◆ **Exercise brief**
Wherever the word "Bullish" appears in the entries, copy the whole line.

-- BEGIN --

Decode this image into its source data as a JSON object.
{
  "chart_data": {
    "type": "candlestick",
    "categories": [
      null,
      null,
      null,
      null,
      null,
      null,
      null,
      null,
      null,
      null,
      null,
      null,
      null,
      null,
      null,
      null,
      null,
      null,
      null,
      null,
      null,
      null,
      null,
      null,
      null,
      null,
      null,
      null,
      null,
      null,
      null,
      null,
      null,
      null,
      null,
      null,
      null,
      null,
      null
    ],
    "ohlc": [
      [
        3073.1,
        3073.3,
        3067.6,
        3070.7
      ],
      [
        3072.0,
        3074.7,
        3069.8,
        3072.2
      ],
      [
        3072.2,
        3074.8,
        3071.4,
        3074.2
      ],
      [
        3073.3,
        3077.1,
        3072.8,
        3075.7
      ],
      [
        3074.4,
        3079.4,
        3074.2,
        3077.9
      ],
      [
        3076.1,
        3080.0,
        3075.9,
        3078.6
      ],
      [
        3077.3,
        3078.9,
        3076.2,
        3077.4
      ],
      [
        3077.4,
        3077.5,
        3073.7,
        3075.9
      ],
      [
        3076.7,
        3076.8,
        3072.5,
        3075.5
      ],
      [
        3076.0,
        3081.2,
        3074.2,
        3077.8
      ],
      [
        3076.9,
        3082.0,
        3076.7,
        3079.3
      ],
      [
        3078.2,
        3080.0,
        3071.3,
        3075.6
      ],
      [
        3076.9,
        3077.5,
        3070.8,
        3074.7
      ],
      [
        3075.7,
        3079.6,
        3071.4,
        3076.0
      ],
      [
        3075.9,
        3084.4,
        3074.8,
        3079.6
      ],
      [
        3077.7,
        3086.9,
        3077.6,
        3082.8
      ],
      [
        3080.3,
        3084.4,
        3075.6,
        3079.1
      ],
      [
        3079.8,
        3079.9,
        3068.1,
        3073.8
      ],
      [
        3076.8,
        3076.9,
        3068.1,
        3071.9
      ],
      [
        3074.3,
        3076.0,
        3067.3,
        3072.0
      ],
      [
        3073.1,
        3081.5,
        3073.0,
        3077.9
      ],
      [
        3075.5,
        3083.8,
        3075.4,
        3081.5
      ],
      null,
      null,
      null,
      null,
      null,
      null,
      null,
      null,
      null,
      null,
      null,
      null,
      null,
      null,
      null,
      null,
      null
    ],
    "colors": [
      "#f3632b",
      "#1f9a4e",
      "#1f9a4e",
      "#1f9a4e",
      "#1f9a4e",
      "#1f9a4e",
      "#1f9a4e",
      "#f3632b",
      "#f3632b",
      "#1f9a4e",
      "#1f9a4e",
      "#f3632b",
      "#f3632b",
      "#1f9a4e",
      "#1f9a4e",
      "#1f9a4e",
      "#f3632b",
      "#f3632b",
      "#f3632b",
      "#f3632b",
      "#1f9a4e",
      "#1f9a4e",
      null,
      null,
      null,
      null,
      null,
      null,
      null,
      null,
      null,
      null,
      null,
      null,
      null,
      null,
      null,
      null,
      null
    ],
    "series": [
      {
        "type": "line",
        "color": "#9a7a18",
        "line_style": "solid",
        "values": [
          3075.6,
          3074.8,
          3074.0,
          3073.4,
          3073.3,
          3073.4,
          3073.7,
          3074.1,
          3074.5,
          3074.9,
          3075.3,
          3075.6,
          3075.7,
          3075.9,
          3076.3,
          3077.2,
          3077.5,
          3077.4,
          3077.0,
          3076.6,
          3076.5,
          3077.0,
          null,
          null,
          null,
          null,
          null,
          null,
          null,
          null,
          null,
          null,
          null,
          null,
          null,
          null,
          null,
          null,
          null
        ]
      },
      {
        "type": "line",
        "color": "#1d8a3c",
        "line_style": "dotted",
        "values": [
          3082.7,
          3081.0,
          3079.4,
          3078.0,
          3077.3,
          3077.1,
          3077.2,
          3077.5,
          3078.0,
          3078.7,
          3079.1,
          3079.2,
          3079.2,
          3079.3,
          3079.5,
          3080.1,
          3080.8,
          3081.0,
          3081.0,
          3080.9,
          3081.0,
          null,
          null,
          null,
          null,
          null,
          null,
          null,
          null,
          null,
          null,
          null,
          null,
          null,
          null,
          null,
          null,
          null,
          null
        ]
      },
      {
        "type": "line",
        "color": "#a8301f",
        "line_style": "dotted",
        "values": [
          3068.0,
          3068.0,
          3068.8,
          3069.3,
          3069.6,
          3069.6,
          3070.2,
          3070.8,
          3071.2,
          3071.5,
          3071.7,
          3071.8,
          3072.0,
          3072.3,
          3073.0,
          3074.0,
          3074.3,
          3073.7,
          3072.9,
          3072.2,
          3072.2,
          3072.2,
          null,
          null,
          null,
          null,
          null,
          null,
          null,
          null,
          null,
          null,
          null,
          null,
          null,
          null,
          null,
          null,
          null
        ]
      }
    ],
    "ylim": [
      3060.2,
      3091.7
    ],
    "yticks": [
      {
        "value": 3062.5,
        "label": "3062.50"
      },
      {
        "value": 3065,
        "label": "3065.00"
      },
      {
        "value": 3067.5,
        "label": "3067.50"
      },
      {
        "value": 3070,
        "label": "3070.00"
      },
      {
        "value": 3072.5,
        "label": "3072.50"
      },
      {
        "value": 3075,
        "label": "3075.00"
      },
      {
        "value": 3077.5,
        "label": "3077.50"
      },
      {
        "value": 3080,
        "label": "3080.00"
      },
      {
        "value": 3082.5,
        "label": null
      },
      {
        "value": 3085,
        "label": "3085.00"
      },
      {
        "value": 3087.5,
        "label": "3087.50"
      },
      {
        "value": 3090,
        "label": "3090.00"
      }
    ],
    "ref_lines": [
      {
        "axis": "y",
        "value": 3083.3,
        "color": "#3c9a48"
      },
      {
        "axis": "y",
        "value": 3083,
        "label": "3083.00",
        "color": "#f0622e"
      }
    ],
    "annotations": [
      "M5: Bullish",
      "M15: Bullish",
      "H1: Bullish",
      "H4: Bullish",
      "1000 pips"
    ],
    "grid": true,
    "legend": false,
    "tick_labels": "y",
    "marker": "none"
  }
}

-- END --

◆ **Solution to this problem**
      "M5: Bullish",
      "M15: Bullish",
      "H1: Bullish",
      "H4: Bullish",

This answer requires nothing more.